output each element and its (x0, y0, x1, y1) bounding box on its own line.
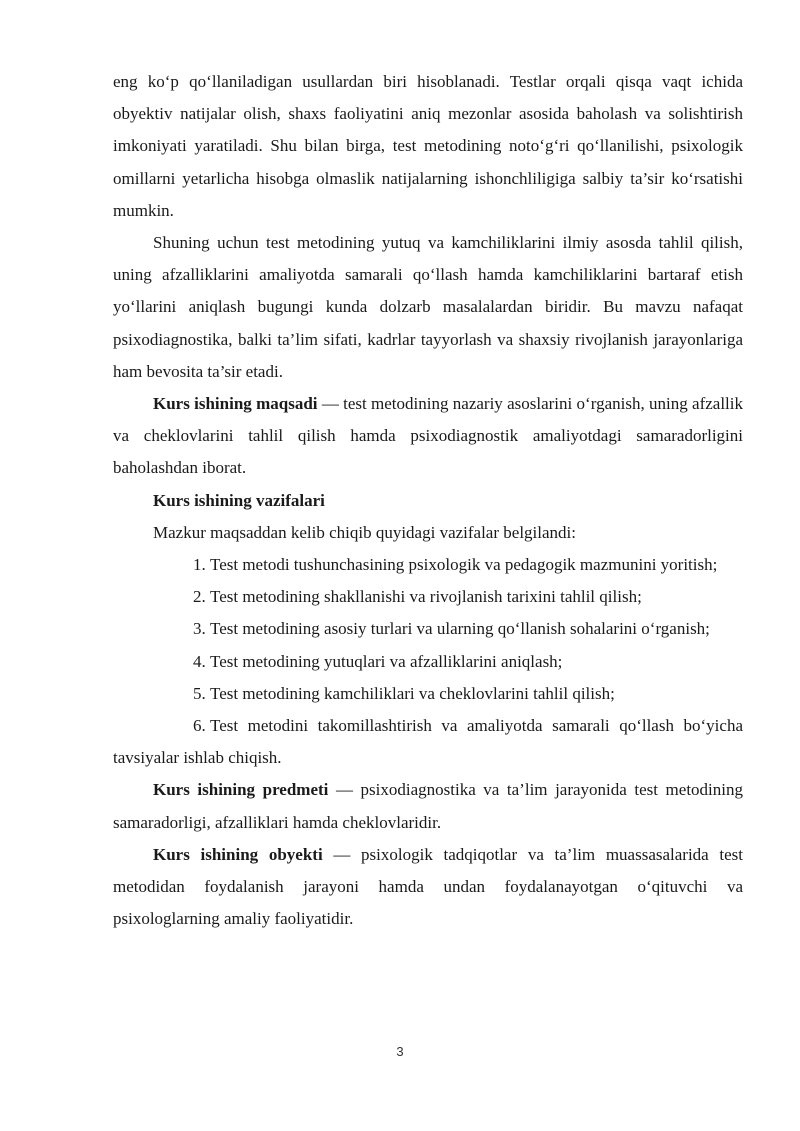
goal-label: Kurs ishining maqsadi (153, 394, 318, 414)
task-text: Test metodi tushunchasining psixologik va pedagogik mazmunini yoritish; (210, 555, 718, 575)
task-text: Test metodini takomillashtirish va amaliyotda samarali qo‘llash bo‘yicha tavsiyalar ishlab chiqish. (113, 716, 743, 768)
paragraph-relevance: Shuning uchun test metodining yutuq va kamchiliklarini ilmiy asosda tahlil qilish, uning afzalliklarini amaliyotda samarali qo‘llash hamda kamchiliklarini bartaraf etish yo‘llarini aniqlash bugungi kunda dolzarb masalalardan biridir. Bu mavzu nafaqat psixodiagnostika, balki ta’lim sifati, kadrlar tayyorlash va shaxsiy rivojlanish jarayonlariga ham bevosita ta’sir etadi. (113, 233, 743, 381)
object-text: — psixologik tadqiqotlar va ta’lim muassasalarida test metodidan foydalanish jarayoni hamda undan foydalanayotgan o‘qituvchi va psixologlarning amaliy faoliyatidir. (113, 844, 744, 929)
task-text: Test metodining yutuqlari va afzalliklarini aniqlash; (210, 651, 563, 671)
task-number: 4. (193, 651, 206, 671)
task-number: 1. (193, 555, 206, 575)
goal-text: — test metodining nazariy asoslarini o‘rganish, uning afzallik va cheklovlarini tahlil qilish hamda psixodiagnostik amaliyotdagi samaradorligini baholashdan iborat. (113, 394, 743, 478)
task-item-5 (113, 678, 743, 710)
paragraph-subject (113, 774, 743, 838)
task-item-6 (113, 710, 743, 774)
task-item-3 (113, 613, 743, 645)
page-number: 3 (396, 1044, 404, 1059)
subject-label: Kurs ishining predmeti (153, 780, 329, 800)
document-page (113, 66, 743, 935)
task-item-1 (113, 549, 743, 581)
tasks-intro: Mazkur maqsaddan kelib chiqib quyidagi vazifalar belgilandi: (153, 522, 576, 542)
task-number: 5. (193, 683, 206, 703)
task-number: 6. (193, 716, 206, 736)
tasks-heading: Kurs ishining vazifalari (153, 490, 325, 510)
task-text: Test metodining asosiy turlari va ularning qo‘llanish sohalarini o‘rganish; (210, 619, 710, 639)
task-item-4 (113, 646, 743, 678)
task-number: 2. (193, 587, 206, 607)
task-item-2 (113, 581, 743, 613)
subject-text: — psixodiagnostika va ta’lim jarayonida test metodining samaradorligi, afzalliklari hamda cheklovlaridir. (113, 780, 743, 832)
paragraph-object (113, 839, 743, 936)
paragraph-intro-continued: eng ko‘p qo‘llaniladigan usullardan biri hisoblanadi. Testlar orqali qisqa vaqt ichida obyektiv natijalar olish, shaxs faoliyatini aniq mezonlar asosida baholash va solishtirish imkoniyati yaratiladi. Shu bilan birga, test metodining noto‘g‘ri qo‘llanilishi, psixologik omillarni yetarlicha hisobga olmaslik natijalarning ishonchliligiga salbiy ta’sir ko‘rsatishi mumkin. (113, 72, 743, 220)
object-label: Kurs ishining obyekti (153, 844, 323, 864)
paragraph-goal (113, 388, 743, 485)
task-text: Test metodining shakllanishi va rivojlanish tarixini tahlil qilish; (210, 587, 642, 607)
task-text: Test metodining kamchiliklari va cheklovlarini tahlil qilish; (210, 683, 615, 703)
task-number: 3. (193, 619, 206, 639)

▶ **Problem to work on**:
Format every line of the data above as a Markdown table with the columns "Row" and "Text", numbering the rows and skipping blank lines. Leave the pictures out.

▶ **Result of the exercise**:
| Row | Text |
|---|---|
| 1 | output each element and its (x0, y0, x1, y1) bounding box on its own line. |
| 2 | goal-label: Kurs ishining maqsadi (153, 394, 318, 414) |
| 3 | task-text: Test metodi tushunchasining psixologik va pedagogik mazmunini yoritish; (210, 555, 718, 575) |
| 4 | task-text: Test metodini takomillashtirish va amaliyotda samarali qo‘llash bo‘yicha tavsiyalar ishlab chiqish. (113, 716, 743, 768) |
| 5 | paragraph-relevance: Shuning uchun test metodining yutuq va kamchiliklarini ilmiy asosda tahlil qilish, uning afzalliklarini amaliyotda samarali qo‘llash hamda kamchiliklarini bartaraf etish yo‘llarini aniqlash bugungi kunda dolzarb masalalardan biridir. Bu mavzu nafaqat psixodiagnostika, balki ta’lim sifati, kadrlar tayyorlash va shaxsiy rivojlanish jarayonlariga ham bevosita ta’sir etadi. (113, 233, 743, 381) |
| 6 | object-text: — psixologik tadqiqotlar va ta’lim muassasalarida test metodidan foydalanish jarayoni hamda undan foydalanayotgan o‘qituvchi va psixologlarning amaliy faoliyatidir. (113, 844, 744, 929) |
| 7 | task-text: Test metodining yutuqlari va afzalliklarini aniqlash; (210, 651, 563, 671) |
| 8 | task-number: 4. (193, 651, 206, 671) |
| 9 | task-number: 1. (193, 555, 206, 575) |
| 10 | goal-text: — test metodining nazariy asoslarini o‘rganish, uning afzallik va cheklovlarini tahlil qilish hamda psixodiagnostik amaliyotdagi samaradorligini baholashdan iborat. (113, 394, 743, 478) |
| 11 | task-item-5 (113, 678, 743, 710) |
| 12 | paragraph-subject (113, 774, 743, 838) |
| 13 | task-item-6 (113, 710, 743, 774) |
| 14 | task-item-3 (113, 613, 743, 645) |
| 15 | page-number: 3 (396, 1044, 404, 1059) |
| 16 | subject-label: Kurs ishining predmeti (153, 780, 329, 800) |
| 17 | document-page (113, 66, 743, 935) |
| 18 | task-item-1 (113, 549, 743, 581) |
| 19 | tasks-intro: Mazkur maqsaddan kelib chiqib quyidagi vazifalar belgilandi: (153, 522, 576, 542) |
| 20 | task-number: 5. (193, 683, 206, 703) |
| 21 | task-number: 6. (193, 716, 206, 736) |
| 22 | tasks-heading: Kurs ishining vazifalari (153, 490, 325, 510) |
| 23 | task-text: Test metodining asosiy turlari va ularning qo‘llanish sohalarini o‘rganish; (210, 619, 710, 639) |
| 24 | task-item-4 (113, 646, 743, 678) |
| 25 | task-number: 2. (193, 587, 206, 607) |
| 26 | task-item-2 (113, 581, 743, 613) |
| 27 | subject-text: — psixodiagnostika va ta’lim jarayonida test metodining samaradorligi, afzalliklari hamda cheklovlaridir. (113, 780, 743, 832) |
| 28 | paragraph-object (113, 839, 743, 936) |
| 29 | paragraph-intro-continued: eng ko‘p qo‘llaniladigan usullardan biri hisoblanadi. Testlar orqali qisqa vaqt ichida obyektiv natijalar olish, shaxs faoliyatini aniq mezonlar asosida baholash va solishtirish imkoniyati yaratiladi. Shu bilan birga, test metodining noto‘g‘ri qo‘llanilishi, psixologik omillarni yetarlicha hisobga olmaslik natijalarning ishonchliligiga salbiy ta’sir ko‘rsatishi mumkin. (113, 72, 743, 220) |
| 30 | object-label: Kurs ishining obyekti (153, 844, 323, 864) |
| 31 | paragraph-goal (113, 388, 743, 485) |
| 32 | task-text: Test metodining shakllanishi va rivojlanish tarixini tahlil qilish; (210, 587, 642, 607) |
| 33 | task-text: Test metodining kamchiliklari va cheklovlarini tahlil qilish; (210, 683, 615, 703) |
| 34 | task-number: 3. (193, 619, 206, 639) |